What is expected >> Copy out the whole notebook on assigning vehicle occupants to nearby buildings, keeping every line and character unchanged.

─── Selection

##Develop an algorithm to efficiently assign vehicle occupants to nearby buildings.


Generating realistic building occupancy schedule in urban environments requires a comprehensive understanding of population dynamics, building locations and building size. Population dynamics and movement behavior in cities are modeled using agent based models. These models provide traces of vehicle locations at regular time intervals. Building footprints depict the spatial distribution of the buildings and their associated geometries.

In [5]:
import pandas as pd
import xarray as xr
import geopandas as gpd
import matplotlib.pyplot as plt
import json
import numpy as np
from zipfile import ZipFile
import glob
import zipfile
from sklearn.neighbors import BallTree
import numpy as np
from shapely.geometry import LineString

We zipped the multiple csv files from TRANSIMS in one folder and read it using pandas into one dataframe.

In [6]:
def read_gdf_from_zip(zip_fp):
    """
    Reads multiple csv files from ZipFile into a Pandas dataframe.
    """
    for zip_file in glob.glob(zip_fp):
        zf = zipfile.ZipFile(zip_file)
        dfs = [pd.read_csv(zf.open(f),sep=",") for f in zf.namelist()]
        sim_df = pd.concat(dfs,ignore_index=True)
    
    return sim_df

In [9]:
snapshot = read_gdf_from_zip('/Users/vsundar/Documents/personal/smc/data/vehicle_data/Simulation_Snapshot/snapshot.zip')

──────
─── Record list

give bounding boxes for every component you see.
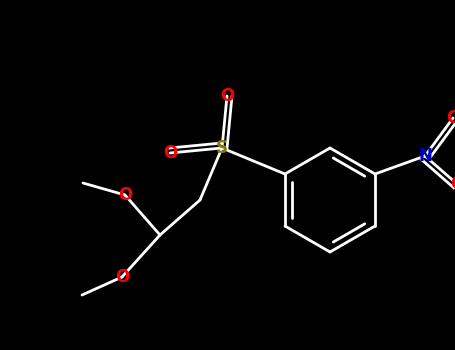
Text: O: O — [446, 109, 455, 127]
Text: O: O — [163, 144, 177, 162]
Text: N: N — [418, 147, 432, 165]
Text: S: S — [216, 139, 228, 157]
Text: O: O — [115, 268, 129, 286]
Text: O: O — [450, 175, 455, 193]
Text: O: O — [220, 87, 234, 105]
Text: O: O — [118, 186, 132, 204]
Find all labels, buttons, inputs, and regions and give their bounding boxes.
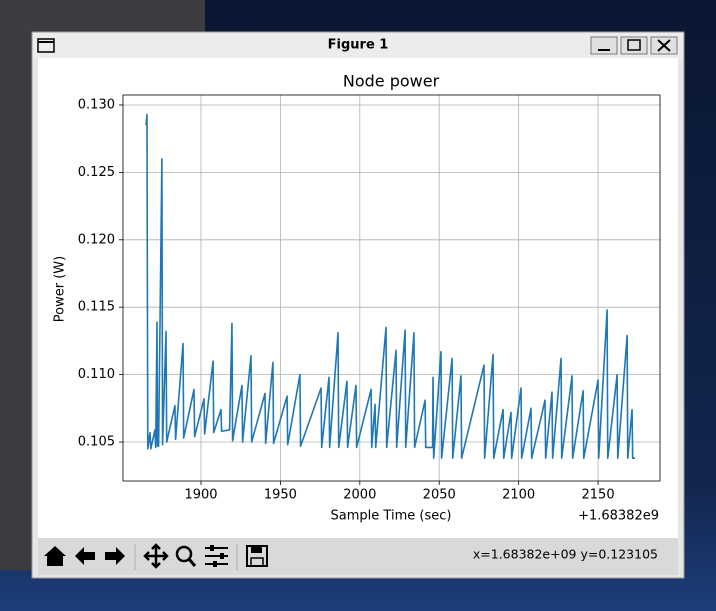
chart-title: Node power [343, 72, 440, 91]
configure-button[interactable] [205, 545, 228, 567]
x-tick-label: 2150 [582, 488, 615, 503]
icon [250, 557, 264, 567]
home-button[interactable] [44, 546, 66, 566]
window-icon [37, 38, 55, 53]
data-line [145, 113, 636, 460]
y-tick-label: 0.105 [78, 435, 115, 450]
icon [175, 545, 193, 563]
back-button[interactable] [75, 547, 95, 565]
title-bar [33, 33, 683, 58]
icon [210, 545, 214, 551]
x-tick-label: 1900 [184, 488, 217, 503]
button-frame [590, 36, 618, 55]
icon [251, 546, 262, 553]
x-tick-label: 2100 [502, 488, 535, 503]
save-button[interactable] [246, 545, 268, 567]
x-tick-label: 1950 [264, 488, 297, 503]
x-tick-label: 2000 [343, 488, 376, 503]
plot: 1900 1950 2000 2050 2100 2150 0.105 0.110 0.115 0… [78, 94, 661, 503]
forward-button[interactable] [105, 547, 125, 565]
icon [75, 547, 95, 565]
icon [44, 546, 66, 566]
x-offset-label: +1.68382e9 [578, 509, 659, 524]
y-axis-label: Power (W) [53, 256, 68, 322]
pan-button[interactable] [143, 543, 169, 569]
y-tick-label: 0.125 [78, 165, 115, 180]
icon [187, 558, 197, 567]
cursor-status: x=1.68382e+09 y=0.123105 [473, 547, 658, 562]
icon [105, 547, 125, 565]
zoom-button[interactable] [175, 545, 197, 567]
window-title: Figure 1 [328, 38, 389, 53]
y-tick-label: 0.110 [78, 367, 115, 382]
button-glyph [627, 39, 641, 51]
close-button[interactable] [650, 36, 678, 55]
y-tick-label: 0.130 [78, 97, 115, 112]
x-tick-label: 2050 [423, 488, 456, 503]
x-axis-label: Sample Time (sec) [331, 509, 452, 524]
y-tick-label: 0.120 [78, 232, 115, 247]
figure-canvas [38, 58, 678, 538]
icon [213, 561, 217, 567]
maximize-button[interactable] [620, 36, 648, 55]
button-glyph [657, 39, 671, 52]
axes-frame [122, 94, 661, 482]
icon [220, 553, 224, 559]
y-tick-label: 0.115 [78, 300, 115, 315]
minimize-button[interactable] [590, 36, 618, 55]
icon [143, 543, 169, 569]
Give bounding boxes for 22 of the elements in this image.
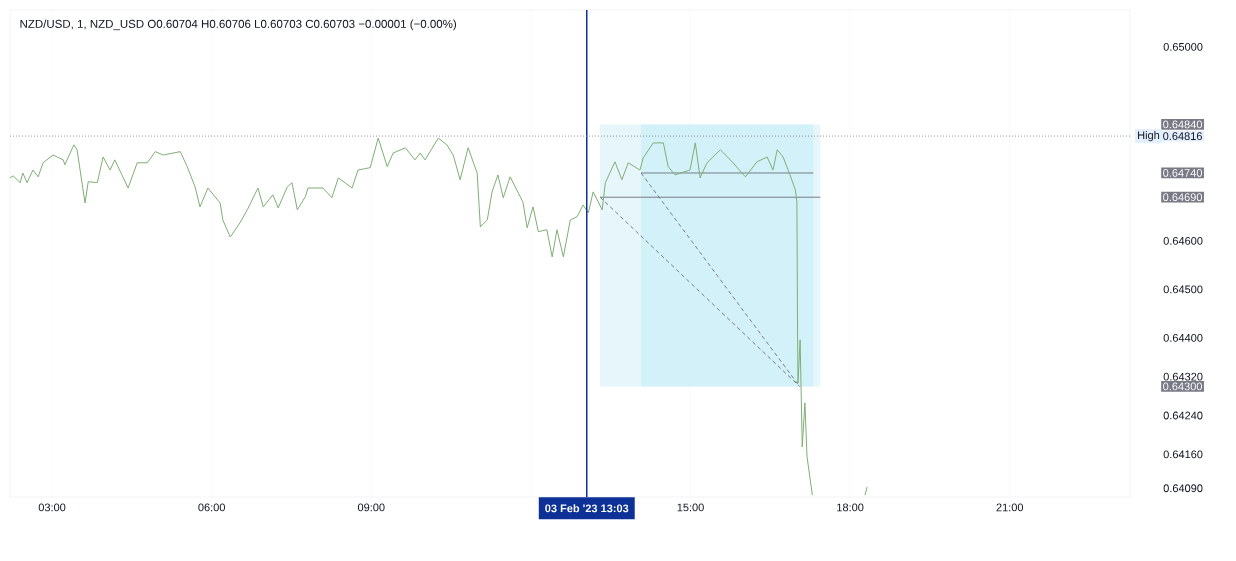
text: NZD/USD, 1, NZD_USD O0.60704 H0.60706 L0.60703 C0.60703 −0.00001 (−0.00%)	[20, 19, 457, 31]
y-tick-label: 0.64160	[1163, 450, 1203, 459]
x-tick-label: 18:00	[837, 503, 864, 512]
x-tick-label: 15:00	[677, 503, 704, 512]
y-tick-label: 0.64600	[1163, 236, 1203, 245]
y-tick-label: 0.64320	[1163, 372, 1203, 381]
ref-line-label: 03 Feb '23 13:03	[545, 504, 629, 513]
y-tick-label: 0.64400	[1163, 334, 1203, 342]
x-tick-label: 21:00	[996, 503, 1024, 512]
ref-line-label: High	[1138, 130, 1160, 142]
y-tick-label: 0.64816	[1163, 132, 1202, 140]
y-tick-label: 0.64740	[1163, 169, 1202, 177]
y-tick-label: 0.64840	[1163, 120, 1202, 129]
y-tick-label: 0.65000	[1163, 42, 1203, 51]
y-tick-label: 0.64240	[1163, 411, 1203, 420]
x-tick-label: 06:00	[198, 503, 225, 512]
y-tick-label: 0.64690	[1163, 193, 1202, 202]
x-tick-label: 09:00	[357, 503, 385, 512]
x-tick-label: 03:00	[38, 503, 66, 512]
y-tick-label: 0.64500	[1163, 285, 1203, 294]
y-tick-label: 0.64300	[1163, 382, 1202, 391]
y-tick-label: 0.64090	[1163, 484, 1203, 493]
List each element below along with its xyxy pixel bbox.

──────
─── Record list

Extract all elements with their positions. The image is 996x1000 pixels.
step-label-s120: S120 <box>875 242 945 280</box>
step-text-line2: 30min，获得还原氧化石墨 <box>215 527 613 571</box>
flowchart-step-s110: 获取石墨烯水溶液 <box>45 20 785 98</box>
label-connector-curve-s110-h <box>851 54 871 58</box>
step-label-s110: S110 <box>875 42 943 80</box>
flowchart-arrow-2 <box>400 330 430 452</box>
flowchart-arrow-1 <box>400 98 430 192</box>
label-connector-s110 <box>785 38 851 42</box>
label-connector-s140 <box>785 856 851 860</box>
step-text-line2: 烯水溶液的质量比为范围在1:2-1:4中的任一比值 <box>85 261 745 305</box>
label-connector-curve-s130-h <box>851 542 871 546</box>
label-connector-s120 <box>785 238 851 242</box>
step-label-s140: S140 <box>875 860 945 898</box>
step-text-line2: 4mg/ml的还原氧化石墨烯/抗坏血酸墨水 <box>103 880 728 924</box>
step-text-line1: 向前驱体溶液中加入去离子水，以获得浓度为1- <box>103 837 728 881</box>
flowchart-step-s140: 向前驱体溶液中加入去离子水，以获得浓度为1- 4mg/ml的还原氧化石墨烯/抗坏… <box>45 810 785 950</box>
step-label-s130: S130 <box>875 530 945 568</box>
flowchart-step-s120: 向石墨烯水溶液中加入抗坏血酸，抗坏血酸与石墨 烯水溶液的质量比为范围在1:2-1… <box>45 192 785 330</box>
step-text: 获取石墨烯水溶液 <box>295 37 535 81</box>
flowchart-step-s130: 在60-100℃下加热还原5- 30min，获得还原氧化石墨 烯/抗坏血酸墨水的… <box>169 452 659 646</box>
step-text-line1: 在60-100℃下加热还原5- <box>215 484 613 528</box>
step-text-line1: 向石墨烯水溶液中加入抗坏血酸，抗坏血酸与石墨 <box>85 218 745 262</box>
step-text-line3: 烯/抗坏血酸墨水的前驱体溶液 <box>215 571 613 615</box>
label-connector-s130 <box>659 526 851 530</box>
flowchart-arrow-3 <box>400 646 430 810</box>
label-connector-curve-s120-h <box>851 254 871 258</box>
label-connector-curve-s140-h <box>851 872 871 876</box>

──────

Result of this task >>
##Develop an algorithm to efficiently assign vehicle occupants to nearby buildings.


Generating realistic building occupancy schedule in urban environments requires a comprehensive understanding of population dynamics, building locations and building size. Population dynamics and movement behavior in cities are modeled using agent based models. These models provide traces of vehicle locations at regular time intervals. Building footprints depict the spatial distribution of the buildings and their associated geometries.

In [5]:
import pandas as pd
import xarray as xr
import geopandas as gpd
import matplotlib.pyplot as plt
import json
import numpy as np
from zipfile import ZipFile
import glob
import zipfile
from sklearn.neighbors import BallTree
import numpy as np
from shapely.geometry import LineString

We zipped the multiple csv files from TRANSIMS in one folder and read it using pandas into one dataframe.

In [6]:
def read_gdf_from_zip(zip_fp):
    """
    Reads multiple csv files from ZipFile into a Pandas dataframe.
    """
    for zip_file in glob.glob(zip_fp):
        zf = zipfile.ZipFile(zip_file)
        dfs = [pd.read_csv(zf.open(f),sep=",") for f in zf.namelist()]
        sim_df = pd.concat(dfs,ignore_index=True)
    
    return sim_df

In [9]:
snapshot = read_gdf_from_zip('/Users/vsundar/Documents/personal/smc/data/vehicle_data/Simulation_Snapshot/snapshot.zip')